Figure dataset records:
────────────────────
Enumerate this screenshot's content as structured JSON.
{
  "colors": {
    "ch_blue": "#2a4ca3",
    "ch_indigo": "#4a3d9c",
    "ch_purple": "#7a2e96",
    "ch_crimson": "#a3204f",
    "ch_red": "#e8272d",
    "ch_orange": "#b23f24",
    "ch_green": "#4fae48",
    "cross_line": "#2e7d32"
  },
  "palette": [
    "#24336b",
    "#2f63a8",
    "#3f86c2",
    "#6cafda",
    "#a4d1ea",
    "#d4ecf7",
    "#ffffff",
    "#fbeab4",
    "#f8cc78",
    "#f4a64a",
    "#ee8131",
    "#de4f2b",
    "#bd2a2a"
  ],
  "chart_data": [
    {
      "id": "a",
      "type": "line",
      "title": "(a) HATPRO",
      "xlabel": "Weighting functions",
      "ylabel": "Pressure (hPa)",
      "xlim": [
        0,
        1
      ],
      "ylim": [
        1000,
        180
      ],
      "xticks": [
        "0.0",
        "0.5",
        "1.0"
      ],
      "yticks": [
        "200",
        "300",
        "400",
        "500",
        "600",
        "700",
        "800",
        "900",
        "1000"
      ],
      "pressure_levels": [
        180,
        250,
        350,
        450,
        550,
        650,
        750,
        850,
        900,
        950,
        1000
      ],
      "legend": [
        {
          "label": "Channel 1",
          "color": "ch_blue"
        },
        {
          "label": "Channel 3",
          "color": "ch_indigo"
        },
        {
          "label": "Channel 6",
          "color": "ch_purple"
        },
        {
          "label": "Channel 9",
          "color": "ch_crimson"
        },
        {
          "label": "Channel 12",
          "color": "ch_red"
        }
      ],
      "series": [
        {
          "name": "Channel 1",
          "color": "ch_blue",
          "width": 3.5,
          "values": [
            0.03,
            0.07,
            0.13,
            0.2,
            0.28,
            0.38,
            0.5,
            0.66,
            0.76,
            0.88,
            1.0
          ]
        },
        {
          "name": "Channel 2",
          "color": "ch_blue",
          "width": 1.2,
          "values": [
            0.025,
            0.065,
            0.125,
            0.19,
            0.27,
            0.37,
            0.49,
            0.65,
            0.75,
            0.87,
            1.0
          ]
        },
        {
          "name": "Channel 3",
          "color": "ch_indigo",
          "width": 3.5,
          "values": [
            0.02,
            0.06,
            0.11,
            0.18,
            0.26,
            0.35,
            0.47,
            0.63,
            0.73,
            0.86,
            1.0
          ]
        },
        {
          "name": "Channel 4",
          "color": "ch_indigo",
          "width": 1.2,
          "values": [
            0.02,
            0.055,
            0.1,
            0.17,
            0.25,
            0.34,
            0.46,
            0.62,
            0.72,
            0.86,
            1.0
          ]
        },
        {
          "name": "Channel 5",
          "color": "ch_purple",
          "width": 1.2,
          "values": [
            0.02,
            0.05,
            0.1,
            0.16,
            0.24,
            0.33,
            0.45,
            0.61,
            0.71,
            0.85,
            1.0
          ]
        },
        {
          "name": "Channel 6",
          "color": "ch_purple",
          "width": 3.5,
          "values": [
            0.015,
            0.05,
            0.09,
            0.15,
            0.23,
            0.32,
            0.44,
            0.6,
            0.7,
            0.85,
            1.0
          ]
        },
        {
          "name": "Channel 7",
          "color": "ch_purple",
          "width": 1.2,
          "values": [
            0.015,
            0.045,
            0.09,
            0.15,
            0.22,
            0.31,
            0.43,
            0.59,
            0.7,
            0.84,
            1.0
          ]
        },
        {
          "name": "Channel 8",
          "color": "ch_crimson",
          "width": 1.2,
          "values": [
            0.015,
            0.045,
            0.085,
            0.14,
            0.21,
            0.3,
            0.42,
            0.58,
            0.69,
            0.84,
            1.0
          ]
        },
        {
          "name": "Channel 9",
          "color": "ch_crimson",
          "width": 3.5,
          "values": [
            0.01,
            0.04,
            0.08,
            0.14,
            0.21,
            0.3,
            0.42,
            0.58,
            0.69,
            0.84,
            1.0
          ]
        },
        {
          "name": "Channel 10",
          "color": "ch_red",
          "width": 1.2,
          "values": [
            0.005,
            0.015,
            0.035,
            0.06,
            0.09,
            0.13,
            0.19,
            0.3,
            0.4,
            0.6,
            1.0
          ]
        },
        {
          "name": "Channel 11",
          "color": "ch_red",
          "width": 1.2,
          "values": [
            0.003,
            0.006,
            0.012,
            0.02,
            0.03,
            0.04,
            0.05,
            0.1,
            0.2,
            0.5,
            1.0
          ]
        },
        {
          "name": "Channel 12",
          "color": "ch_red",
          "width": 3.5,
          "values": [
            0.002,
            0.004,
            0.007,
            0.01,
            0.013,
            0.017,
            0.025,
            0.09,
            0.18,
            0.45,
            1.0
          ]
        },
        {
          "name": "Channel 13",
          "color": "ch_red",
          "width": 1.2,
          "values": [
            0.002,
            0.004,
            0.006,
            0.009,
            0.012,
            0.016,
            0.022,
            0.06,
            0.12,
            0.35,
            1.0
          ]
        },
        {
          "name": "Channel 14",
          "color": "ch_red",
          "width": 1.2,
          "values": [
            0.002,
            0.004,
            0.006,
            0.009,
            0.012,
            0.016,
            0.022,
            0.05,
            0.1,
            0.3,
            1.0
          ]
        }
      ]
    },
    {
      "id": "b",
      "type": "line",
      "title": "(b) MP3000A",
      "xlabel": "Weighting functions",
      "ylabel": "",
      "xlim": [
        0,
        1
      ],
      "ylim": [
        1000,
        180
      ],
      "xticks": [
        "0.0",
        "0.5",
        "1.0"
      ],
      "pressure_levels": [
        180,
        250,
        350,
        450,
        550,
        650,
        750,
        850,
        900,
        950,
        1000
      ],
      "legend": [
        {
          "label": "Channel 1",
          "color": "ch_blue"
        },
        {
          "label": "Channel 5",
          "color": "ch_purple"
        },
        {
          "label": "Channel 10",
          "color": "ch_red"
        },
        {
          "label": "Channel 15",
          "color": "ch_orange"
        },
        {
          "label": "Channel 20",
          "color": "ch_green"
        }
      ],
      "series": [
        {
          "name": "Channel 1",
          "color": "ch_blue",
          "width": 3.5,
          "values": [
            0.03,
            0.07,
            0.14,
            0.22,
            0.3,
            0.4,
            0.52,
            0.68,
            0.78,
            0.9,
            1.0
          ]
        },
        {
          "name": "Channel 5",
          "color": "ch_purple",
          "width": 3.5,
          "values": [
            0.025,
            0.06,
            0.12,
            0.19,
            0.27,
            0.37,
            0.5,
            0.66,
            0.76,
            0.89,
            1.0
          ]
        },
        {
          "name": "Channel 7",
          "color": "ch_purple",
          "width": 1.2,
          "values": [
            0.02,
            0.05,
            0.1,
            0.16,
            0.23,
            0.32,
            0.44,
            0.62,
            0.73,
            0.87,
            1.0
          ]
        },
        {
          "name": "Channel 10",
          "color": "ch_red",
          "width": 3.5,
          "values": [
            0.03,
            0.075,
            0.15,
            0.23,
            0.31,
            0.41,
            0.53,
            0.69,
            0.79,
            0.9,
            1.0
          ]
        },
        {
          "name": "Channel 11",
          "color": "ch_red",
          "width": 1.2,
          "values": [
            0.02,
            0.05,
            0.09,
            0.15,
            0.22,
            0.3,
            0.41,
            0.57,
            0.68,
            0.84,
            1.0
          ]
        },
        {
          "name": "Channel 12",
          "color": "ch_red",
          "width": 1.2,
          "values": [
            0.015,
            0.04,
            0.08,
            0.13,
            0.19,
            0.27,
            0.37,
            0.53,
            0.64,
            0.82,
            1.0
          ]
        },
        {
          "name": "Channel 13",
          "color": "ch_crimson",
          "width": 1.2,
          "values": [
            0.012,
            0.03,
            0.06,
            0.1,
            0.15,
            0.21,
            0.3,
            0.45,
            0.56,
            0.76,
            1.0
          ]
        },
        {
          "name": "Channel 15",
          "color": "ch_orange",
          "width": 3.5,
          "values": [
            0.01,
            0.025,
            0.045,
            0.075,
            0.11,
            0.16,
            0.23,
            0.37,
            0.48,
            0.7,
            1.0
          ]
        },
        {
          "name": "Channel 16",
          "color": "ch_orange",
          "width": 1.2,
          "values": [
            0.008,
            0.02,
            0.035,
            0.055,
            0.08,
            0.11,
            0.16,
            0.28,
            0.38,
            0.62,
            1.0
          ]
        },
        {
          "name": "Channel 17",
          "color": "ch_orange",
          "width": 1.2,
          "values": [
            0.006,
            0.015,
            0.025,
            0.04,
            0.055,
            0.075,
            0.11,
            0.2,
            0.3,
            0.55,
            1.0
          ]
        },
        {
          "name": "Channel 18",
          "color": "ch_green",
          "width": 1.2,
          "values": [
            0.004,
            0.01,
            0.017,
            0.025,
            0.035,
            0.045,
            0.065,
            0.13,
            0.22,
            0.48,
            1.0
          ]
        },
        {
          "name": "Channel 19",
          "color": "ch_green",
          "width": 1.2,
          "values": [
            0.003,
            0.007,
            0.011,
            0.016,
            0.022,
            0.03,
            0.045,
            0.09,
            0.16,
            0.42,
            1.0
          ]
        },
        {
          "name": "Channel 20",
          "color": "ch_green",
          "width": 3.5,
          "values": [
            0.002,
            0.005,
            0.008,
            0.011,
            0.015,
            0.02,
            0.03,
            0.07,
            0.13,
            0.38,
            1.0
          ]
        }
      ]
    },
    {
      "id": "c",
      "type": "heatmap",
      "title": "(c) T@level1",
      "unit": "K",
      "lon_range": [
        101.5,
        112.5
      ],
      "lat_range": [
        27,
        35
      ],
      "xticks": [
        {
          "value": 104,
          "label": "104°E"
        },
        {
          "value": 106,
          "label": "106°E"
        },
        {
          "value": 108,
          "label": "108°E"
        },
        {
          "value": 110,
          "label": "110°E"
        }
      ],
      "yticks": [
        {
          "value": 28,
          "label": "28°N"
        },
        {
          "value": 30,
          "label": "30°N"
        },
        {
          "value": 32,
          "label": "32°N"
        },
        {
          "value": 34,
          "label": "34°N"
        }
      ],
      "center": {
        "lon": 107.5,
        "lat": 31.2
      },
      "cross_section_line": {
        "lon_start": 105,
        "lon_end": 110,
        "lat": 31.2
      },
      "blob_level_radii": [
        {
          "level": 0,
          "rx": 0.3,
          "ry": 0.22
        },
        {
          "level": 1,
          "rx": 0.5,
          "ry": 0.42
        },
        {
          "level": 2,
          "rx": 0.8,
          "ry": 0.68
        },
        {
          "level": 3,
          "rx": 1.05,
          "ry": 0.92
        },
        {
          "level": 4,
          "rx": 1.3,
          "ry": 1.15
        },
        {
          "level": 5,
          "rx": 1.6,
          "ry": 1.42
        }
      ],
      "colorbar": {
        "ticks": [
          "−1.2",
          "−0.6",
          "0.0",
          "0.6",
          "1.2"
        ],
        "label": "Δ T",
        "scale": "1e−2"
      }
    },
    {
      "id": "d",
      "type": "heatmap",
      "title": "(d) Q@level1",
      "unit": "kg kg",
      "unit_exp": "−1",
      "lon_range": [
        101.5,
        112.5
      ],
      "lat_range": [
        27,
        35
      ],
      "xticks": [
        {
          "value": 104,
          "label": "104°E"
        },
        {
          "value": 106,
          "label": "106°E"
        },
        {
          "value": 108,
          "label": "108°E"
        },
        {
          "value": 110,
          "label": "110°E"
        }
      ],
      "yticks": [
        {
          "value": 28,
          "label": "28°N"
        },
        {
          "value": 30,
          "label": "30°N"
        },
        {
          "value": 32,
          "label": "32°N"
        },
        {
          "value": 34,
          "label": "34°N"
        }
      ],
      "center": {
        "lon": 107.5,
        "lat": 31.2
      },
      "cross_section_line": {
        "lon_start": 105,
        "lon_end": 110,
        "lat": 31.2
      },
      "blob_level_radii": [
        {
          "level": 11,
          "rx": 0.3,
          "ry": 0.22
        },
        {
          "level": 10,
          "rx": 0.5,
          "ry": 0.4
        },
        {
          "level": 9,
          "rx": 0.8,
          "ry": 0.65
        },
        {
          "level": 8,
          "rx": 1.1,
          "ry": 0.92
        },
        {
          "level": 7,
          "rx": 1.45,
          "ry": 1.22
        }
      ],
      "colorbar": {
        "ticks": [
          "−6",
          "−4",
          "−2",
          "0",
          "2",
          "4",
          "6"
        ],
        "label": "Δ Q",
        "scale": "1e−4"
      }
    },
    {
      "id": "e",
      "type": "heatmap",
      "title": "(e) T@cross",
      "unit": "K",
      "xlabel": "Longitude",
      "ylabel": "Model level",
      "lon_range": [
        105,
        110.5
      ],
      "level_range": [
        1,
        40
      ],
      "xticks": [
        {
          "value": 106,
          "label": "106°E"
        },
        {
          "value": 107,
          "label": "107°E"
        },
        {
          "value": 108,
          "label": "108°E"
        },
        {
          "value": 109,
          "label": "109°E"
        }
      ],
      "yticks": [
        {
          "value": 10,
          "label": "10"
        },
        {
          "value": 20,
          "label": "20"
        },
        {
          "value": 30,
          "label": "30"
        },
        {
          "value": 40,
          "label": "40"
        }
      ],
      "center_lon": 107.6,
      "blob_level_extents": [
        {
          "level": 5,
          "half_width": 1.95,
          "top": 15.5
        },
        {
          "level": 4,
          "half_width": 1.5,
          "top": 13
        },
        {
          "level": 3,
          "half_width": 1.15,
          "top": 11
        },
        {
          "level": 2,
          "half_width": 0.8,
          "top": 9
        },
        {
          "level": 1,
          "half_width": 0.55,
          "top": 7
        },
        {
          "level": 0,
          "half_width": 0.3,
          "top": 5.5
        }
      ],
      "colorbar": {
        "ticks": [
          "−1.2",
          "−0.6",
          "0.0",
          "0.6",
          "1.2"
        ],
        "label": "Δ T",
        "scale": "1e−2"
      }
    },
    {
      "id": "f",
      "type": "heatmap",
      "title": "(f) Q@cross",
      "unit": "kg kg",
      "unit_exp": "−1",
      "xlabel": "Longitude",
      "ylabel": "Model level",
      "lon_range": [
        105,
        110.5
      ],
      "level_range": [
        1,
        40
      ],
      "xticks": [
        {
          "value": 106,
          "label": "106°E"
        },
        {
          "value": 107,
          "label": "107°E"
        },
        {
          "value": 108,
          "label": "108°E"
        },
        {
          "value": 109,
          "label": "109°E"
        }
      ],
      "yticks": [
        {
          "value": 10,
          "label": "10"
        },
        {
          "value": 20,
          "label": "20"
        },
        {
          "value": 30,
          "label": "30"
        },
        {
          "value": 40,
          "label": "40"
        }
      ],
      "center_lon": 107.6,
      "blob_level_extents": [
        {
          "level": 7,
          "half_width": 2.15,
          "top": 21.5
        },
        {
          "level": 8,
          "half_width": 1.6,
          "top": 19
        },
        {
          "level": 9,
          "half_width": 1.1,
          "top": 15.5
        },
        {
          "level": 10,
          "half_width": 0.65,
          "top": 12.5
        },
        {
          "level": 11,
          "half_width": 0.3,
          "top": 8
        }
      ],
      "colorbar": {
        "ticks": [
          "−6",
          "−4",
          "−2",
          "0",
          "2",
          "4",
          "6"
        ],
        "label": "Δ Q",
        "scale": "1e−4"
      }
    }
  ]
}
────────────────────
Stated task >> Search the records for the word "title", then list every line that has it.

Worked solution >>
      "title": "(a) HATPRO",
      "title": "(b) MP3000A",
      "title": "(c) T@level1",
      "title": "(d) Q@level1",
      "title": "(e) T@cross",
      "title": "(f) Q@cross",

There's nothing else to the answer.